- **Records provided**
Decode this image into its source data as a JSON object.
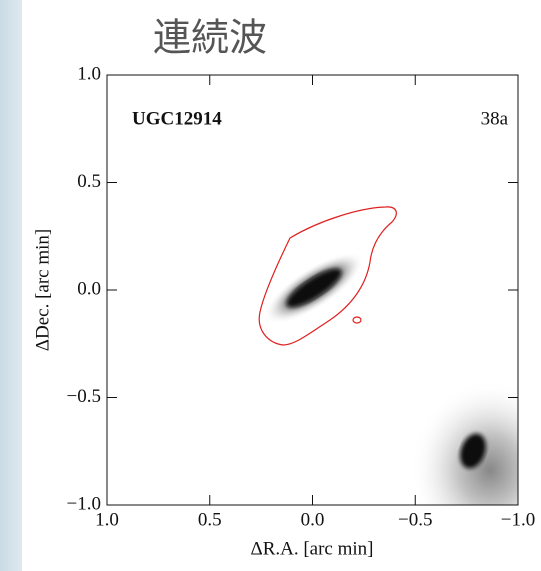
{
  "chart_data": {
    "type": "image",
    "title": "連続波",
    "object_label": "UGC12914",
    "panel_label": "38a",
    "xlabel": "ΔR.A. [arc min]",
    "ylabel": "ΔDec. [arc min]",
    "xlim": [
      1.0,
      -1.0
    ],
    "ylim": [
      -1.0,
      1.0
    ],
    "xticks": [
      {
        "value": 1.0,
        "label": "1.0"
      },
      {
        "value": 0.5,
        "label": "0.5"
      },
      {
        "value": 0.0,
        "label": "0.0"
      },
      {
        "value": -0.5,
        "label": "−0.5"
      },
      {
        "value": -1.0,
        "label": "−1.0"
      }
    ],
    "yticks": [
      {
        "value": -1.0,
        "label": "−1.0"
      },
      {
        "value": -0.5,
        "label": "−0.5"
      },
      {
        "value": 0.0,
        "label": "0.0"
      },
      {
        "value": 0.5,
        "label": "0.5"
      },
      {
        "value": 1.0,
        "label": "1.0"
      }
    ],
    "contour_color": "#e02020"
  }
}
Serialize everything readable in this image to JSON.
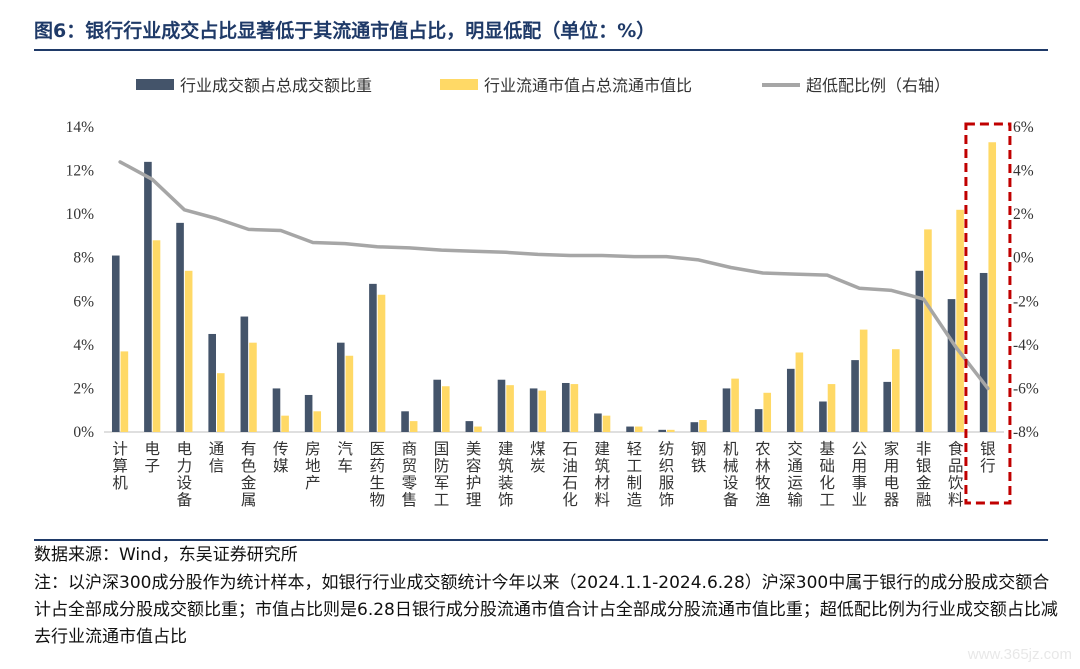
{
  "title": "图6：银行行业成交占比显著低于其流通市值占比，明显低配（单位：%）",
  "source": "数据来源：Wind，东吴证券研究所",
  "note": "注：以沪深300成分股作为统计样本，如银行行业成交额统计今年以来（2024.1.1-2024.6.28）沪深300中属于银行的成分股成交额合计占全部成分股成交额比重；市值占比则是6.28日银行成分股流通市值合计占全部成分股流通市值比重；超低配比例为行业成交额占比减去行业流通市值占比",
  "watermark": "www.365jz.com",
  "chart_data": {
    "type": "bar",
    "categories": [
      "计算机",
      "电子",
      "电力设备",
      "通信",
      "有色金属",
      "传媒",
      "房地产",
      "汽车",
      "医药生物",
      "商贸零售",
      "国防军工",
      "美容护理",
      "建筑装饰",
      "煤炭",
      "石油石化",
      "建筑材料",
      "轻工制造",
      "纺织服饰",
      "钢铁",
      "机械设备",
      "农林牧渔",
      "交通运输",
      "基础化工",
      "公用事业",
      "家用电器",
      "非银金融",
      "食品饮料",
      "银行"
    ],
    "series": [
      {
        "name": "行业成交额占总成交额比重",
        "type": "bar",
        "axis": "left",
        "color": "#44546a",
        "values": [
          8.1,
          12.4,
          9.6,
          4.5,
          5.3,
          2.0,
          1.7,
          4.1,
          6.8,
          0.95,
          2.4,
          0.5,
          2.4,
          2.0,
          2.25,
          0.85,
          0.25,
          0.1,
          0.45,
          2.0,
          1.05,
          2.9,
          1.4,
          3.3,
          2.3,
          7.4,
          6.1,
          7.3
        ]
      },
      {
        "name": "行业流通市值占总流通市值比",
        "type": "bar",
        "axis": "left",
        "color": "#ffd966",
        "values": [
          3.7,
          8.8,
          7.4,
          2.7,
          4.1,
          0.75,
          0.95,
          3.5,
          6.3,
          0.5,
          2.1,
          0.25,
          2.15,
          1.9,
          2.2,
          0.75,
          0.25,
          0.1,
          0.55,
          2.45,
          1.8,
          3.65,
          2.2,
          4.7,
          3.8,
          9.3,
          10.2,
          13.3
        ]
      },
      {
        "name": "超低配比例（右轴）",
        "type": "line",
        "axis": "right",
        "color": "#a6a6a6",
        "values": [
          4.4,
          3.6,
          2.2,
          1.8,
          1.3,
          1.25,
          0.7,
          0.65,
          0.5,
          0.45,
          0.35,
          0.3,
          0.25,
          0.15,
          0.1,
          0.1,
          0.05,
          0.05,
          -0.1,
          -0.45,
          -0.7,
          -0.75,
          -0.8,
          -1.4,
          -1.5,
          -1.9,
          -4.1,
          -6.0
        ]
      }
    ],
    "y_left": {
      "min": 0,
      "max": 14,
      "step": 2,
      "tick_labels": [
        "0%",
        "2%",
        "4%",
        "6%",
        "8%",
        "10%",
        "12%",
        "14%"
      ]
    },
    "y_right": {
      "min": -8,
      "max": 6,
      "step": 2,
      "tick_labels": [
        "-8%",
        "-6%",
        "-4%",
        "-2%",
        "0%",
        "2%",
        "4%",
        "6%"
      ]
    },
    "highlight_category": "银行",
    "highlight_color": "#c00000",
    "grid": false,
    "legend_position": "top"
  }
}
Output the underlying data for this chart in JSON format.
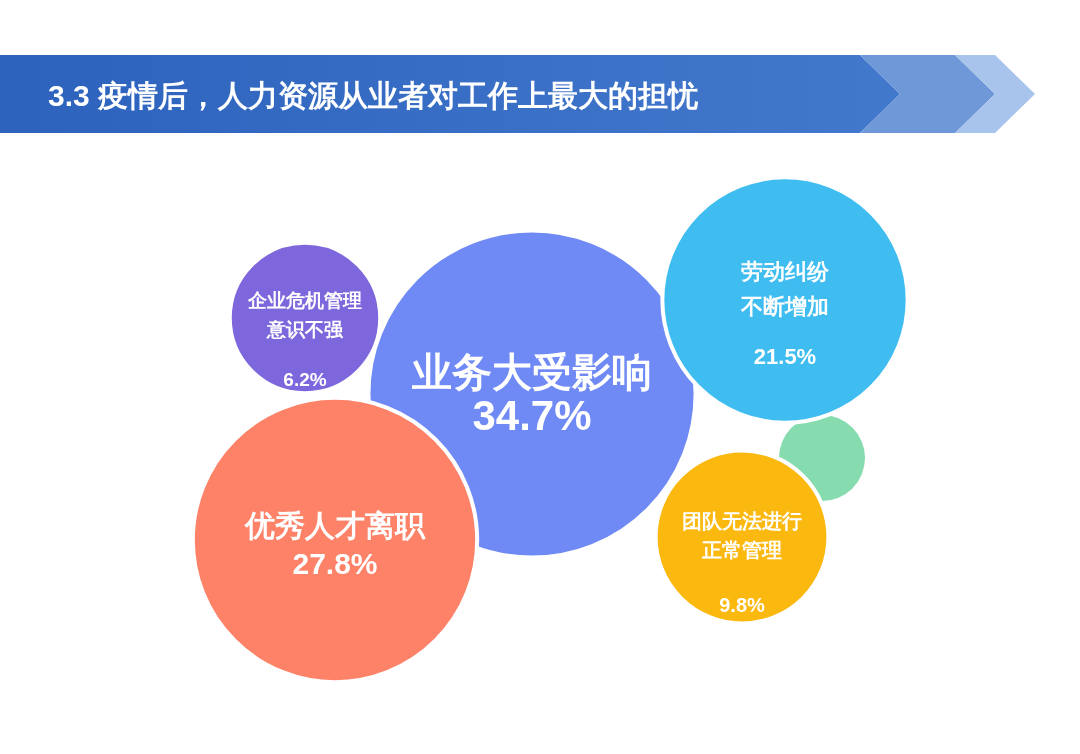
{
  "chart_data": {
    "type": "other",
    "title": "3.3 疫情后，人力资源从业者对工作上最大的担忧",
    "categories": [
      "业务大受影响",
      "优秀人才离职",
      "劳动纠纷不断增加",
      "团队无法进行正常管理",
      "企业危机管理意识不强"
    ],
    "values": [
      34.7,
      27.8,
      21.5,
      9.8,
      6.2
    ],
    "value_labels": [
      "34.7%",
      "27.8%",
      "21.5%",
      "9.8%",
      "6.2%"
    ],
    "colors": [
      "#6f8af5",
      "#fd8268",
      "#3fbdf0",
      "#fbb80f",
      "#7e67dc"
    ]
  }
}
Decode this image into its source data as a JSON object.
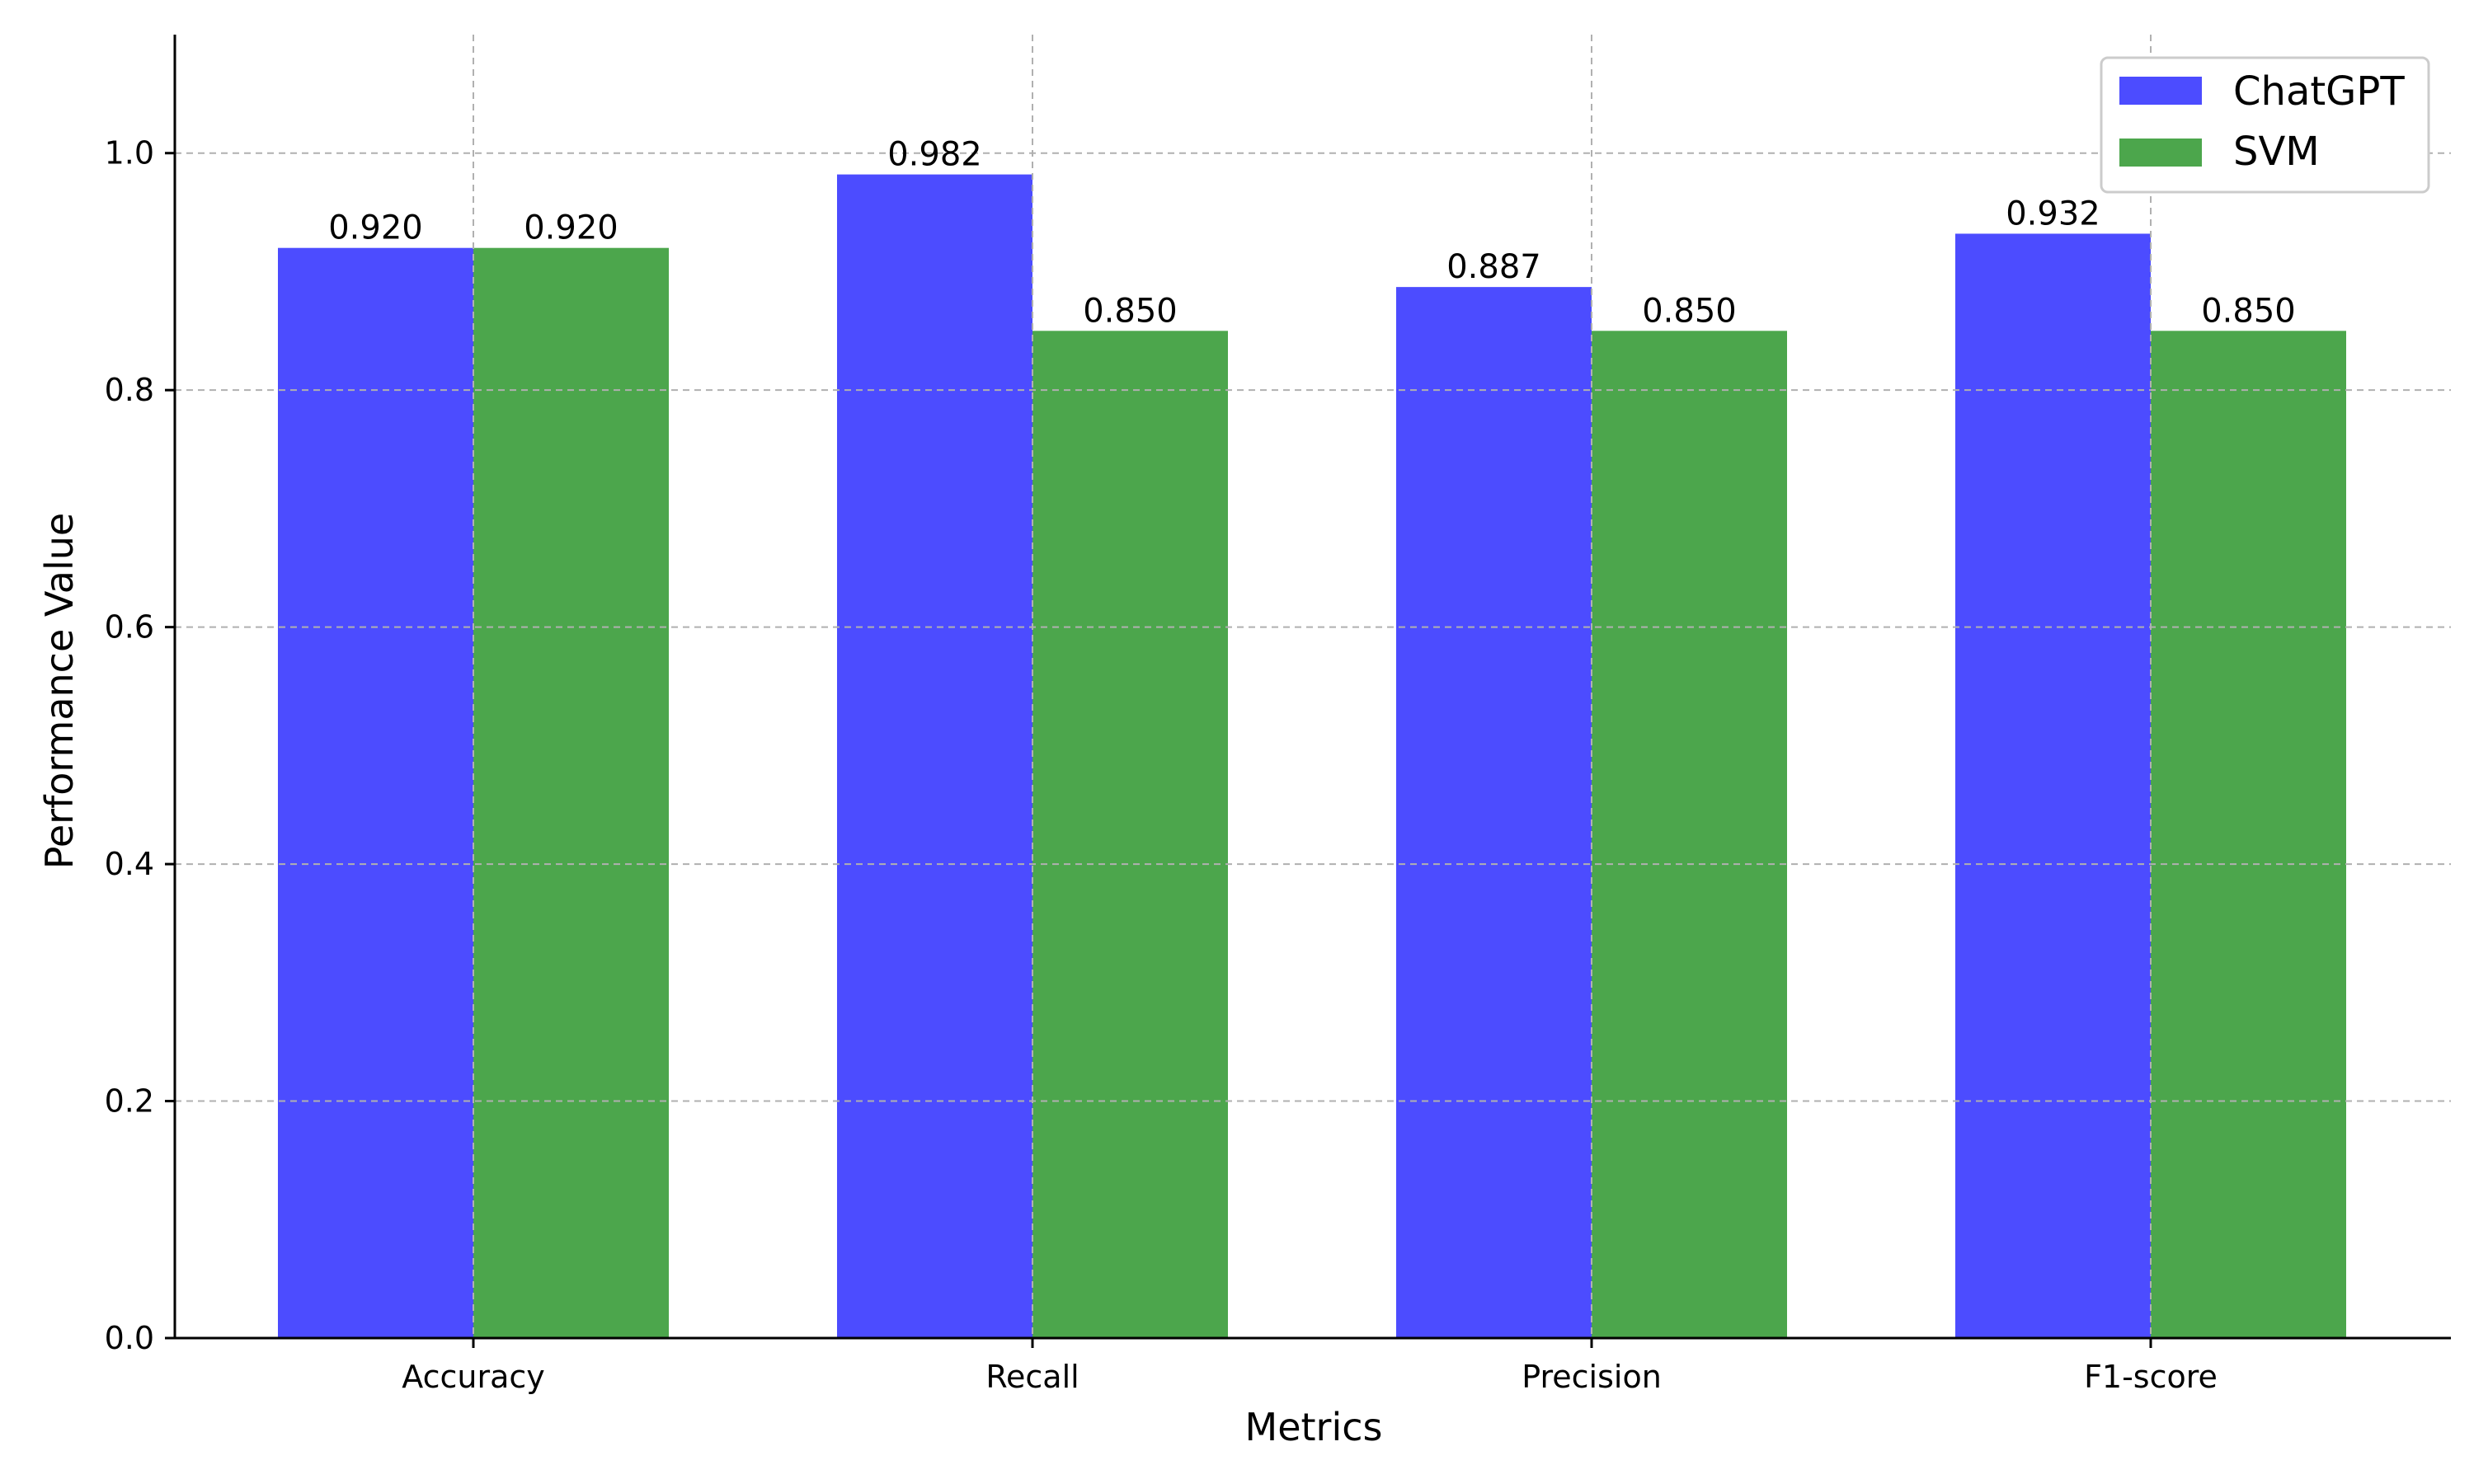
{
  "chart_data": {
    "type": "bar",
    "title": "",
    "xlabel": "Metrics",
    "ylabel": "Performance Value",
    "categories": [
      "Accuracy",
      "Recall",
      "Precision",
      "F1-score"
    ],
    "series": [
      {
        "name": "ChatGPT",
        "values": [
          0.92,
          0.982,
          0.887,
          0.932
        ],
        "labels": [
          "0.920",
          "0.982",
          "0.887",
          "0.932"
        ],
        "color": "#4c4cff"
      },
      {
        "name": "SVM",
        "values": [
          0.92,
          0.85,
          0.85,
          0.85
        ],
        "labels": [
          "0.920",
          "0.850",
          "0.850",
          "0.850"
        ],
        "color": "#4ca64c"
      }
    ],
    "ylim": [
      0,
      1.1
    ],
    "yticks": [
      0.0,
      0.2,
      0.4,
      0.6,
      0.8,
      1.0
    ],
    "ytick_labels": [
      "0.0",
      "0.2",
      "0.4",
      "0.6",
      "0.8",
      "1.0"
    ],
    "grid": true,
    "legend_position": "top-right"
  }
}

- **What is asked**
Copy out the listing exactly as it stands, but not the pictures.

- **Exercise output**
Decode this image into its source data as a JSON object.
{
  "chart_data": {
    "type": "image",
    "title": "連続波",
    "object_label": "UGC12914",
    "panel_label": "38a",
    "xlabel": "ΔR.A. [arc min]",
    "ylabel": "ΔDec. [arc min]",
    "xlim": [
      1.0,
      -1.0
    ],
    "ylim": [
      -1.0,
      1.0
    ],
    "xticks": [
      {
        "value": 1.0,
        "label": "1.0"
      },
      {
        "value": 0.5,
        "label": "0.5"
      },
      {
        "value": 0.0,
        "label": "0.0"
      },
      {
        "value": -0.5,
        "label": "−0.5"
      },
      {
        "value": -1.0,
        "label": "−1.0"
      }
    ],
    "yticks": [
      {
        "value": -1.0,
        "label": "−1.0"
      },
      {
        "value": -0.5,
        "label": "−0.5"
      },
      {
        "value": 0.0,
        "label": "0.0"
      },
      {
        "value": 0.5,
        "label": "0.5"
      },
      {
        "value": 1.0,
        "label": "1.0"
      }
    ],
    "contour_color": "#e02020"
  }
}
Serialize everything readable in this image to JSON.
{
  "title": "图6：银行行业成交占比显著低于其流通市值占比，明显低配（单位：%）",
  "source": "数据来源：Wind，东吴证券研究所",
  "note": "注：以沪深300成分股作为统计样本，如银行行业成交额统计今年以来（2024.1.1-2024.6.28）沪深300中属于银行的成分股成交额合计占全部成分股成交额比重；市值占比则是6.28日银行成分股流通市值合计占全部成分股流通市值比重；超低配比例为行业成交额占比减去行业流通市值占比",
  "watermark": "www.365jz.com",
  "chart_data": {
    "type": "bar",
    "categories": [
      "计算机",
      "电子",
      "电力设备",
      "通信",
      "有色金属",
      "传媒",
      "房地产",
      "汽车",
      "医药生物",
      "商贸零售",
      "国防军工",
      "美容护理",
      "建筑装饰",
      "煤炭",
      "石油石化",
      "建筑材料",
      "轻工制造",
      "纺织服饰",
      "钢铁",
      "机械设备",
      "农林牧渔",
      "交通运输",
      "基础化工",
      "公用事业",
      "家用电器",
      "非银金融",
      "食品饮料",
      "银行"
    ],
    "series": [
      {
        "name": "行业成交额占总成交额比重",
        "type": "bar",
        "axis": "left",
        "color": "#44546a",
        "values": [
          8.1,
          12.4,
          9.6,
          4.5,
          5.3,
          2.0,
          1.7,
          4.1,
          6.8,
          0.95,
          2.4,
          0.5,
          2.4,
          2.0,
          2.25,
          0.85,
          0.25,
          0.1,
          0.45,
          2.0,
          1.05,
          2.9,
          1.4,
          3.3,
          2.3,
          7.4,
          6.1,
          7.3
        ]
      },
      {
        "name": "行业流通市值占总流通市值比",
        "type": "bar",
        "axis": "left",
        "color": "#ffd966",
        "values": [
          3.7,
          8.8,
          7.4,
          2.7,
          4.1,
          0.75,
          0.95,
          3.5,
          6.3,
          0.5,
          2.1,
          0.25,
          2.15,
          1.9,
          2.2,
          0.75,
          0.25,
          0.1,
          0.55,
          2.45,
          1.8,
          3.65,
          2.2,
          4.7,
          3.8,
          9.3,
          10.2,
          13.3
        ]
      },
      {
        "name": "超低配比例（右轴）",
        "type": "line",
        "axis": "right",
        "color": "#a6a6a6",
        "values": [
          4.4,
          3.6,
          2.2,
          1.8,
          1.3,
          1.25,
          0.7,
          0.65,
          0.5,
          0.45,
          0.35,
          0.3,
          0.25,
          0.15,
          0.1,
          0.1,
          0.05,
          0.05,
          -0.1,
          -0.45,
          -0.7,
          -0.75,
          -0.8,
          -1.4,
          -1.5,
          -1.9,
          -4.1,
          -6.0
        ]
      }
    ],
    "y_left": {
      "min": 0,
      "max": 14,
      "step": 2,
      "tick_labels": [
        "0%",
        "2%",
        "4%",
        "6%",
        "8%",
        "10%",
        "12%",
        "14%"
      ]
    },
    "y_right": {
      "min": -8,
      "max": 6,
      "step": 2,
      "tick_labels": [
        "-8%",
        "-6%",
        "-4%",
        "-2%",
        "0%",
        "2%",
        "4%",
        "6%"
      ]
    },
    "highlight_category": "银行",
    "highlight_color": "#c00000",
    "grid": false,
    "legend_position": "top"
  }
}
Output the underlying data for this chart in JSON format.
{
  "chart_data": {
    "type": "other",
    "title": "3.3 疫情后，人力资源从业者对工作上最大的担忧",
    "categories": [
      "业务大受影响",
      "优秀人才离职",
      "劳动纠纷不断增加",
      "团队无法进行正常管理",
      "企业危机管理意识不强"
    ],
    "values": [
      34.7,
      27.8,
      21.5,
      9.8,
      6.2
    ],
    "value_labels": [
      "34.7%",
      "27.8%",
      "21.5%",
      "9.8%",
      "6.2%"
    ],
    "colors": [
      "#6f8af5",
      "#fd8268",
      "#3fbdf0",
      "#fbb80f",
      "#7e67dc"
    ]
  }
}
Decode this image into its source data as a JSON object.
{
  "chart_data": {
    "type": "bar",
    "title": "",
    "xlabel": "Metrics",
    "ylabel": "Performance Value",
    "categories": [
      "Accuracy",
      "Recall",
      "Precision",
      "F1-score"
    ],
    "series": [
      {
        "name": "ChatGPT",
        "values": [
          0.92,
          0.982,
          0.887,
          0.932
        ],
        "labels": [
          "0.920",
          "0.982",
          "0.887",
          "0.932"
        ],
        "color": "#4c4cff"
      },
      {
        "name": "SVM",
        "values": [
          0.92,
          0.85,
          0.85,
          0.85
        ],
        "labels": [
          "0.920",
          "0.850",
          "0.850",
          "0.850"
        ],
        "color": "#4ca64c"
      }
    ],
    "ylim": [
      0,
      1.1
    ],
    "yticks": [
      0.0,
      0.2,
      0.4,
      0.6,
      0.8,
      1.0
    ],
    "ytick_labels": [
      "0.0",
      "0.2",
      "0.4",
      "0.6",
      "0.8",
      "1.0"
    ],
    "grid": true,
    "legend_position": "top-right"
  }
}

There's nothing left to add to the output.